(Rows from a figure dataset)
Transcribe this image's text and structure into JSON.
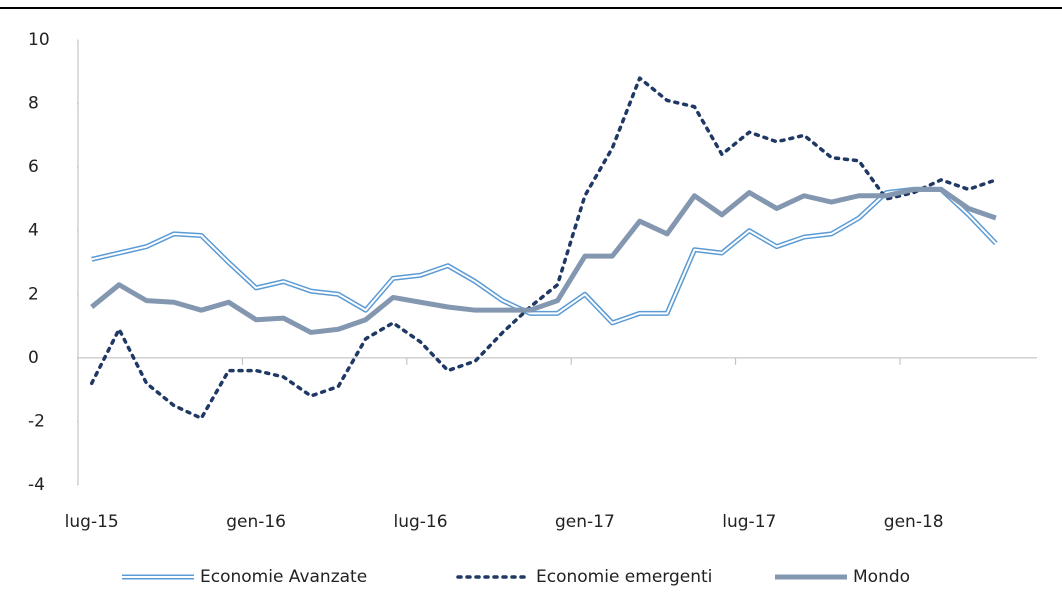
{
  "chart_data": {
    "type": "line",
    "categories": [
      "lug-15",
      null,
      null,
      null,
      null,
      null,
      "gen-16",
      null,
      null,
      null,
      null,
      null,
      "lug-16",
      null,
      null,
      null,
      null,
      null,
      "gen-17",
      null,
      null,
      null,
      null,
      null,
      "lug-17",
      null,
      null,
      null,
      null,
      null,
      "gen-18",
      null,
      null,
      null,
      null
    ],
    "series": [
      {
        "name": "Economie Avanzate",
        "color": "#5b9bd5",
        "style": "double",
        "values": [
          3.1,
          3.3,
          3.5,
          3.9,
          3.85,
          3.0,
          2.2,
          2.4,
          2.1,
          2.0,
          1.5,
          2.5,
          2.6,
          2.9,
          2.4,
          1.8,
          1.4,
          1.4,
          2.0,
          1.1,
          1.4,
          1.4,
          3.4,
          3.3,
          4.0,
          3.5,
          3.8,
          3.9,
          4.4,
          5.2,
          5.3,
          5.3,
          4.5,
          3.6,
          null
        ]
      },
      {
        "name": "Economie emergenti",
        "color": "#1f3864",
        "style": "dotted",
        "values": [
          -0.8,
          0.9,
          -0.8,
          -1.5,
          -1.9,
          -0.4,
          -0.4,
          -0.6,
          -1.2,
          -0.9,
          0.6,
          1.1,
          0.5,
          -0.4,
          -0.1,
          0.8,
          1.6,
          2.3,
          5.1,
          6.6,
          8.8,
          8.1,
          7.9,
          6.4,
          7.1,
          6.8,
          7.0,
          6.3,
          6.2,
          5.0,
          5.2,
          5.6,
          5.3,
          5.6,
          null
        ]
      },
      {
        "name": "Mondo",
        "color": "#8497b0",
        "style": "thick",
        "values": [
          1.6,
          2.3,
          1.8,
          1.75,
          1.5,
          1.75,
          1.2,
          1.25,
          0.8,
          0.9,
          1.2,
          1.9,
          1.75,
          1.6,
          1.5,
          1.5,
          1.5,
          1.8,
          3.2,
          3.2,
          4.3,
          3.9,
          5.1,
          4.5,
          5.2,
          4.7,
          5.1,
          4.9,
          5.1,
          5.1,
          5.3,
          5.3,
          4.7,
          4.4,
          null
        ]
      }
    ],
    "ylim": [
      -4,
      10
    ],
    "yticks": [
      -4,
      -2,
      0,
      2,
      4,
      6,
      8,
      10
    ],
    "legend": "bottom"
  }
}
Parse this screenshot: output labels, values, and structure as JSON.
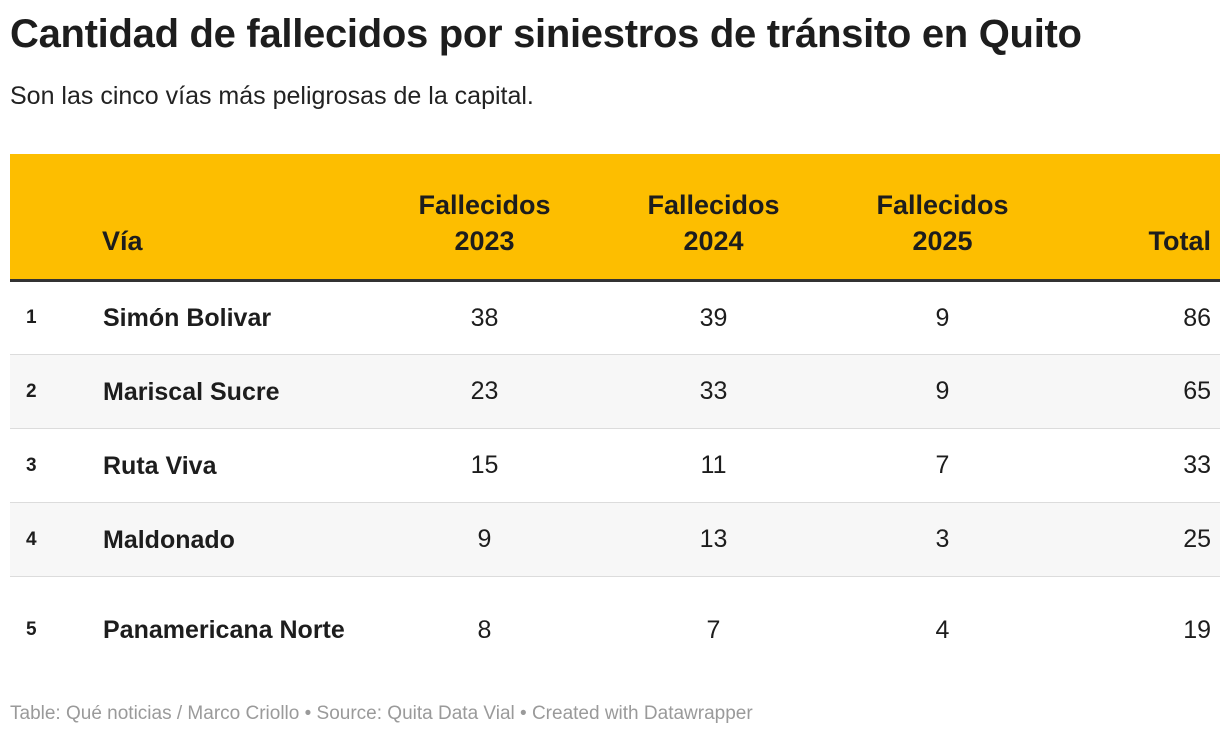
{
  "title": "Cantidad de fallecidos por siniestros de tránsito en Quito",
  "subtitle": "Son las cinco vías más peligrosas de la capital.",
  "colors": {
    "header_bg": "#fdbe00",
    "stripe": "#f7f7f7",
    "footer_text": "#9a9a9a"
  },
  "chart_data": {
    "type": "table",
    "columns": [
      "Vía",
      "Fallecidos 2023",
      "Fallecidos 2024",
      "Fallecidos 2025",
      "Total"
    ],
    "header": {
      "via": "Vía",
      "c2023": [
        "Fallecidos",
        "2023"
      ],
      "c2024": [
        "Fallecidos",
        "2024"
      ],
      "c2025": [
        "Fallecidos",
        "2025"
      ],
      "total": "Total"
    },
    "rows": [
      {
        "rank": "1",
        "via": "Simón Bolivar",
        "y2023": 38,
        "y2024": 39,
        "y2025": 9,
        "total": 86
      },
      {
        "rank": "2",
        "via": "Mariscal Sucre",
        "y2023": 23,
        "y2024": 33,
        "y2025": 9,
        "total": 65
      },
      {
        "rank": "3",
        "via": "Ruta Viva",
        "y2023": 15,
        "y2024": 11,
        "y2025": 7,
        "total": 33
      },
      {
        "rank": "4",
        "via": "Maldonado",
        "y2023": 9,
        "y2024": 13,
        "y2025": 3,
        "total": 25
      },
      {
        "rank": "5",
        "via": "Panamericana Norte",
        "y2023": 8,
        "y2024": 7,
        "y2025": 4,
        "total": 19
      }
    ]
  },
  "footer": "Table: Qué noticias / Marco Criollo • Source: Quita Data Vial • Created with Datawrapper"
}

> _Goal_
Using the records above, copy each line that contains "Economie".

> _Exercise result_
        "name": "Economie Avanzate",
        "name": "Economie emergenti",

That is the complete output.